**Data in this exercise**
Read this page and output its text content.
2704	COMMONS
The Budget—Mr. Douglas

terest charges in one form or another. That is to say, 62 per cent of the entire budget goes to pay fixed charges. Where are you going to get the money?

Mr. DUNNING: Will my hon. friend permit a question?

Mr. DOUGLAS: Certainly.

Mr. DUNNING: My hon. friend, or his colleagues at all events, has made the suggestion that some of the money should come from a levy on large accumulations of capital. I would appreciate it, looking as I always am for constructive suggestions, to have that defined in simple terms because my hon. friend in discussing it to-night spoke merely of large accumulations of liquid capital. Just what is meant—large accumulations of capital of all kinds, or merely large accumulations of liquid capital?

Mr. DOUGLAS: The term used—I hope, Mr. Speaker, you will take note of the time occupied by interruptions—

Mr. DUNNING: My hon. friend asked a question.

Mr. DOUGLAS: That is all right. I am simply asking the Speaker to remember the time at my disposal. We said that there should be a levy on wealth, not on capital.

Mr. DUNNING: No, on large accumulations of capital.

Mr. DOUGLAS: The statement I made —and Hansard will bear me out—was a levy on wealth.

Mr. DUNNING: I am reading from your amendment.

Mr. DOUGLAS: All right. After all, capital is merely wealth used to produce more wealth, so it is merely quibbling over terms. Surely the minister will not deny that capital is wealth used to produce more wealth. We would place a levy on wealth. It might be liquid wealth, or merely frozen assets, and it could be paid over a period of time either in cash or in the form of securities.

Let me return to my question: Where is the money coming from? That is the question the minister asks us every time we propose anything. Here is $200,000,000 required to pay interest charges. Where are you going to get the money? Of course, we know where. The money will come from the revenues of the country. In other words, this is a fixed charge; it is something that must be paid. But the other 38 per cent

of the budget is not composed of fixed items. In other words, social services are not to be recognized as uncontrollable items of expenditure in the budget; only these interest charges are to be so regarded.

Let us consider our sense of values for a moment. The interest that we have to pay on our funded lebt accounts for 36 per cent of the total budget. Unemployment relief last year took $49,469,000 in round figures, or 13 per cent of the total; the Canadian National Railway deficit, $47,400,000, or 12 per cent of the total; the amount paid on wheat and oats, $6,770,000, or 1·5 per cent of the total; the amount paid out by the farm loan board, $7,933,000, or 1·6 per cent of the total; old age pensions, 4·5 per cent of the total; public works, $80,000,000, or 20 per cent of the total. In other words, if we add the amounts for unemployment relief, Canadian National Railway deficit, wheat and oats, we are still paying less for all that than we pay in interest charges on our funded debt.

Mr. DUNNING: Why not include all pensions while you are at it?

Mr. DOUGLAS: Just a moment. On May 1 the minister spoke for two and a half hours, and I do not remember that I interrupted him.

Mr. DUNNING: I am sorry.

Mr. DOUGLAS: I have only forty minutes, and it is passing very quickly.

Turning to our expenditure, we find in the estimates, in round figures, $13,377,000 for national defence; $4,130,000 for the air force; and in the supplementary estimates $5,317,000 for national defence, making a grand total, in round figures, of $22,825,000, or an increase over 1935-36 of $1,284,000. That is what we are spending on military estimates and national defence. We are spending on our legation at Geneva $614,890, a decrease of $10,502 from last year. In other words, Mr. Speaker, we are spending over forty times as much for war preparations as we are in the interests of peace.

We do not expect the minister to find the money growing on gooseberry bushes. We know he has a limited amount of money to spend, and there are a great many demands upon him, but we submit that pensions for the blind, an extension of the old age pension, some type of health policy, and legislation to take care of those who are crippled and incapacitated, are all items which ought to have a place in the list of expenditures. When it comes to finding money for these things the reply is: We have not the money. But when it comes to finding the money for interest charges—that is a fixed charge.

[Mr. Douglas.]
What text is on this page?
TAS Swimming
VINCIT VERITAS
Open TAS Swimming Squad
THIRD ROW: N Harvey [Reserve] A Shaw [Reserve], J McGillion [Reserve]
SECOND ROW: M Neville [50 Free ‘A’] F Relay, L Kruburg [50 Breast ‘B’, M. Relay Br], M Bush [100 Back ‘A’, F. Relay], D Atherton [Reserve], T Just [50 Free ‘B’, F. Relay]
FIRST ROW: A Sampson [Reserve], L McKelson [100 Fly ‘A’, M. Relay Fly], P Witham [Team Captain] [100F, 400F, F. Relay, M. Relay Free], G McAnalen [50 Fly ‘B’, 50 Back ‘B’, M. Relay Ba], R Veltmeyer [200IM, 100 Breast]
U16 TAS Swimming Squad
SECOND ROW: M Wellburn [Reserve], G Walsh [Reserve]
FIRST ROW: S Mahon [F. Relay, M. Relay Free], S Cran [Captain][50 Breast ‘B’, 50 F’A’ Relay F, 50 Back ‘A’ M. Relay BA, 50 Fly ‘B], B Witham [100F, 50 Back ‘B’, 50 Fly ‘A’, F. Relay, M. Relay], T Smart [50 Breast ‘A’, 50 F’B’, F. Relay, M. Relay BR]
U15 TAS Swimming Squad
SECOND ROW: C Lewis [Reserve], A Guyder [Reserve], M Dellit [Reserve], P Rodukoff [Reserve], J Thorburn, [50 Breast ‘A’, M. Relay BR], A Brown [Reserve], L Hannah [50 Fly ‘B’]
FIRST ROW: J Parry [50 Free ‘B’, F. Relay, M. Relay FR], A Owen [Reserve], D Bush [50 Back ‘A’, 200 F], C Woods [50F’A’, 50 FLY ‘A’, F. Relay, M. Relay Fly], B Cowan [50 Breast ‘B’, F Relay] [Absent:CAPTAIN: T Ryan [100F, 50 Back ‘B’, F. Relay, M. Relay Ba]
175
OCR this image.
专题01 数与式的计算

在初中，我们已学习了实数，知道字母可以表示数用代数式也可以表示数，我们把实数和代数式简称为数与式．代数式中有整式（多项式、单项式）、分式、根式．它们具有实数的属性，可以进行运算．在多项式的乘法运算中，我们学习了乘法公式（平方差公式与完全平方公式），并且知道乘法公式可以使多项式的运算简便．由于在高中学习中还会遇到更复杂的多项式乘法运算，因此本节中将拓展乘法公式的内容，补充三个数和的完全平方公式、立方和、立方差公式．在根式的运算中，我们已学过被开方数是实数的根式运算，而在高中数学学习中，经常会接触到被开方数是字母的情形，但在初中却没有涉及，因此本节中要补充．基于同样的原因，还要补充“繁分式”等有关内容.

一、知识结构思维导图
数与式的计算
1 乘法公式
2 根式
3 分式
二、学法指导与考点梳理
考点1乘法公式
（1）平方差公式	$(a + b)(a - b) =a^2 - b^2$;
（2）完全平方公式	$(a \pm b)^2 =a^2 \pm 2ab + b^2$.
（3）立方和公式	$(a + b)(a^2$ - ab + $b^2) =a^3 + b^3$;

**Aim**
Copy each line of the data above that holds "round".

**Solution for this problem**
Let us consider our sense of values for a moment. The interest that we have to pay on our funded lebt accounts for 36 per cent of the total budget. Unemployment relief last year took $49,469,000 in round figures, or 13 per cent of the total; the Canadian National Railway deficit, $47,400,000, or 12 per cent of the total; the amount paid on wheat and oats, $6,770,000, or 1·5 per cent of the total; the amount paid out by the farm loan board, $7,933,000, or 1·6 per cent of the total; old age pensions, 4·5 per cent of the total; public works, $80,000,000, or 20 per cent of the total. In other words, if we add the amounts for unemployment relief, Canadian National Railway deficit, wheat and oats, we are still paying less for all that than we pay in interest charges on our funded debt.
Turning to our expenditure, we find in the estimates, in round figures, $13,377,000 for national defence; $4,130,000 for the air force; and in the supplementary estimates $5,317,000 for national defence, making a grand total, in round figures, of $22,825,000, or an increase over 1935-36 of $1,284,000. That is what we are spending on military estimates and national defence. We are spending on our legation at Geneva $614,890, a decrease of $10,502 from last year. In other words, Mr. Speaker, we are spending over forty times as much for war preparations as we are in the interests of peace.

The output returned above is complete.